INSTRUCTION
Using the entries below, quote exactly the span of lines that begins with the line containing "Read out every word on this page." and ends with the final line.

SUPPLIED MATERIAL
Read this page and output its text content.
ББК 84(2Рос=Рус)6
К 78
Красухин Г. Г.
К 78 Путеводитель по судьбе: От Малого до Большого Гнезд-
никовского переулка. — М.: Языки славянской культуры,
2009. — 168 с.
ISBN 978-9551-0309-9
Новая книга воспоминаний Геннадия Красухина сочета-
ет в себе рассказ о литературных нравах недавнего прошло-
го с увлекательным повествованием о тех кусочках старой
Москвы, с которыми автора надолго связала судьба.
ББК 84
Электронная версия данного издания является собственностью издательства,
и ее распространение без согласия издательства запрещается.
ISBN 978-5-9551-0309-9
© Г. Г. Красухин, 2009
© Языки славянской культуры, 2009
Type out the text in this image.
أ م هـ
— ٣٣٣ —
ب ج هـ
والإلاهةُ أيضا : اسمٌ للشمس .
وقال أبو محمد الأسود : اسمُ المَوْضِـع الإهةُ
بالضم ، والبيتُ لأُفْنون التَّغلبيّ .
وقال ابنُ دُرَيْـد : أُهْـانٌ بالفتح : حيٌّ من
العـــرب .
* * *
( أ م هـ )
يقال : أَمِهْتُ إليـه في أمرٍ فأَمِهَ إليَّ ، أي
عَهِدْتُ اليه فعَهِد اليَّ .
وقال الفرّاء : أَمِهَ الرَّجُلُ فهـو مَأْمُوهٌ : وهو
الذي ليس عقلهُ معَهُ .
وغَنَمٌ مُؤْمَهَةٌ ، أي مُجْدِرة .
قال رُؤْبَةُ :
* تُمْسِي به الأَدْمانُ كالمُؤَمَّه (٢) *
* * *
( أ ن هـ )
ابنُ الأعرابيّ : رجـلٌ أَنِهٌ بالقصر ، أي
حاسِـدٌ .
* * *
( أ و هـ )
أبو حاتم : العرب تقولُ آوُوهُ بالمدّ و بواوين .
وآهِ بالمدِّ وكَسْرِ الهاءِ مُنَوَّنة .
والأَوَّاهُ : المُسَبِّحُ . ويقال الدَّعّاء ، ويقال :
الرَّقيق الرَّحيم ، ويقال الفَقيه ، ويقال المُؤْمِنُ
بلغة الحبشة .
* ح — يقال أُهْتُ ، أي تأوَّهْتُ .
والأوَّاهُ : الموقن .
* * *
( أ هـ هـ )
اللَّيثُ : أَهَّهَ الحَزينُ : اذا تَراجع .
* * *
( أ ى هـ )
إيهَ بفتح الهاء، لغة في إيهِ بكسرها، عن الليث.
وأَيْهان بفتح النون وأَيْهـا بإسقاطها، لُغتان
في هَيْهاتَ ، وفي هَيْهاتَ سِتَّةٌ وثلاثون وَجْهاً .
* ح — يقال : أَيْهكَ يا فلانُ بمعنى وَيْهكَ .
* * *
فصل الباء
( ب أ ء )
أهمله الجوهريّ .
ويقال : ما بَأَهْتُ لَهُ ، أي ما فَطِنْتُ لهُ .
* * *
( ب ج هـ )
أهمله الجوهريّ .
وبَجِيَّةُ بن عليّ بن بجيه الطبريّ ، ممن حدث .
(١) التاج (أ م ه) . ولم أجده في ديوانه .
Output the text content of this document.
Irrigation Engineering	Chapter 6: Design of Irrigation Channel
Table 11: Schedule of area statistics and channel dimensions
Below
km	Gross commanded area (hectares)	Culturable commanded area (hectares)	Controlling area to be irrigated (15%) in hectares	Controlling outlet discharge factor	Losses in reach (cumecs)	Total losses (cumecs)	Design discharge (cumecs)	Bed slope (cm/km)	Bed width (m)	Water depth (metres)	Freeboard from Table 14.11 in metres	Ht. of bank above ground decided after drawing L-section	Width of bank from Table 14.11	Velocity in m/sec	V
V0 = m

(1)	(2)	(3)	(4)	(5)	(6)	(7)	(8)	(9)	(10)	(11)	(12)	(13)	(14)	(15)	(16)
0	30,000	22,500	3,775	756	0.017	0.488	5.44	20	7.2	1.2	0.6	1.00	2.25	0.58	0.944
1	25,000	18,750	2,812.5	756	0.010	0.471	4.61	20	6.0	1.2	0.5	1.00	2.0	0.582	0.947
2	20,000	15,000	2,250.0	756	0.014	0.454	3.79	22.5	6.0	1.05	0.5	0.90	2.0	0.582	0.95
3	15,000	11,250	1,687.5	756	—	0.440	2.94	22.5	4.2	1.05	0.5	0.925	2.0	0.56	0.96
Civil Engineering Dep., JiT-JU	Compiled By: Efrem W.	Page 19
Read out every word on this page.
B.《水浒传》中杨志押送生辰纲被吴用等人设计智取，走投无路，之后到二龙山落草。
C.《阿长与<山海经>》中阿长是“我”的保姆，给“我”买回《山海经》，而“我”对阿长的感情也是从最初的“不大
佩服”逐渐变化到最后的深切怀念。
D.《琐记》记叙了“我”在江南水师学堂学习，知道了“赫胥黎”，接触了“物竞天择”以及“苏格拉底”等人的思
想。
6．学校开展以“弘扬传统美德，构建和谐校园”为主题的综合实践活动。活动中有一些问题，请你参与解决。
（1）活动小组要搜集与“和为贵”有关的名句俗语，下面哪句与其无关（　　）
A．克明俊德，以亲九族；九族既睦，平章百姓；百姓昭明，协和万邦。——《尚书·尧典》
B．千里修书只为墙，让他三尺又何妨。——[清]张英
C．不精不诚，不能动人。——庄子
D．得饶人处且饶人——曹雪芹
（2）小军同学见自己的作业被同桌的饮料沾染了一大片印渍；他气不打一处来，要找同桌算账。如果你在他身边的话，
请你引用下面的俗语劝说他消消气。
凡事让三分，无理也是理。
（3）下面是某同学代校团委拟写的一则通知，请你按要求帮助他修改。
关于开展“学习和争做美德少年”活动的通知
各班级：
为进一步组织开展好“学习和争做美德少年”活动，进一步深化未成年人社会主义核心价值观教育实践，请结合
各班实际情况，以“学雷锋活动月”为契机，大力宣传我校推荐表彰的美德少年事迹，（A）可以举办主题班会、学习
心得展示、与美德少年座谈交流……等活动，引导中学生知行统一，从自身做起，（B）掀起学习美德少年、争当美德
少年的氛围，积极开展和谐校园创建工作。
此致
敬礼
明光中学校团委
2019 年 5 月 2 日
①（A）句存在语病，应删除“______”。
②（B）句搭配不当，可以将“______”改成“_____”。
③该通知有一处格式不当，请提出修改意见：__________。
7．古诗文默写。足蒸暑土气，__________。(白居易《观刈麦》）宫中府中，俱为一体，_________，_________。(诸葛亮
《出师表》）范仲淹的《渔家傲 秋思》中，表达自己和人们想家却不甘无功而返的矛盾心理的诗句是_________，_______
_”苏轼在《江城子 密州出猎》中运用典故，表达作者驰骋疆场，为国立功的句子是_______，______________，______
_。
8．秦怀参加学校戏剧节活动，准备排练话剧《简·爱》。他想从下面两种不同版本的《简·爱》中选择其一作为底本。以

WORKED SOLUTION
Read out every word on this page.
B.《水浒传》中杨志押送生辰纲被吴用等人设计智取，走投无路，之后到二龙山落草。
C.《阿长与<山海经>》中阿长是“我”的保姆，给“我”买回《山海经》，而“我”对阿长的感情也是从最初的“不大
佩服”逐渐变化到最后的深切怀念。
D.《琐记》记叙了“我”在江南水师学堂学习，知道了“赫胥黎”，接触了“物竞天择”以及“苏格拉底”等人的思
想。
6．学校开展以“弘扬传统美德，构建和谐校园”为主题的综合实践活动。活动中有一些问题，请你参与解决。
（1）活动小组要搜集与“和为贵”有关的名句俗语，下面哪句与其无关（　　）
A．克明俊德，以亲九族；九族既睦，平章百姓；百姓昭明，协和万邦。——《尚书·尧典》
B．千里修书只为墙，让他三尺又何妨。——[清]张英
C．不精不诚，不能动人。——庄子
D．得饶人处且饶人——曹雪芹
（2）小军同学见自己的作业被同桌的饮料沾染了一大片印渍；他气不打一处来，要找同桌算账。如果你在他身边的话，
请你引用下面的俗语劝说他消消气。
凡事让三分，无理也是理。
（3）下面是某同学代校团委拟写的一则通知，请你按要求帮助他修改。
关于开展“学习和争做美德少年”活动的通知
各班级：
为进一步组织开展好“学习和争做美德少年”活动，进一步深化未成年人社会主义核心价值观教育实践，请结合
各班实际情况，以“学雷锋活动月”为契机，大力宣传我校推荐表彰的美德少年事迹，（A）可以举办主题班会、学习
心得展示、与美德少年座谈交流……等活动，引导中学生知行统一，从自身做起，（B）掀起学习美德少年、争当美德
少年的氛围，积极开展和谐校园创建工作。
此致
敬礼
明光中学校团委
2019 年 5 月 2 日
①（A）句存在语病，应删除“______”。
②（B）句搭配不当，可以将“______”改成“_____”。
③该通知有一处格式不当，请提出修改意见：__________。
7．古诗文默写。足蒸暑土气，__________。(白居易《观刈麦》）宫中府中，俱为一体，_________，_________。(诸葛亮
《出师表》）范仲淹的《渔家傲 秋思》中，表达自己和人们想家却不甘无功而返的矛盾心理的诗句是_________，_______
_”苏轼在《江城子 密州出猎》中运用典故，表达作者驰骋疆场，为国立功的句子是_______，______________，______
_。
8．秦怀参加学校戏剧节活动，准备排练话剧《简·爱》。他想从下面两种不同版本的《简·爱》中选择其一作为底本。以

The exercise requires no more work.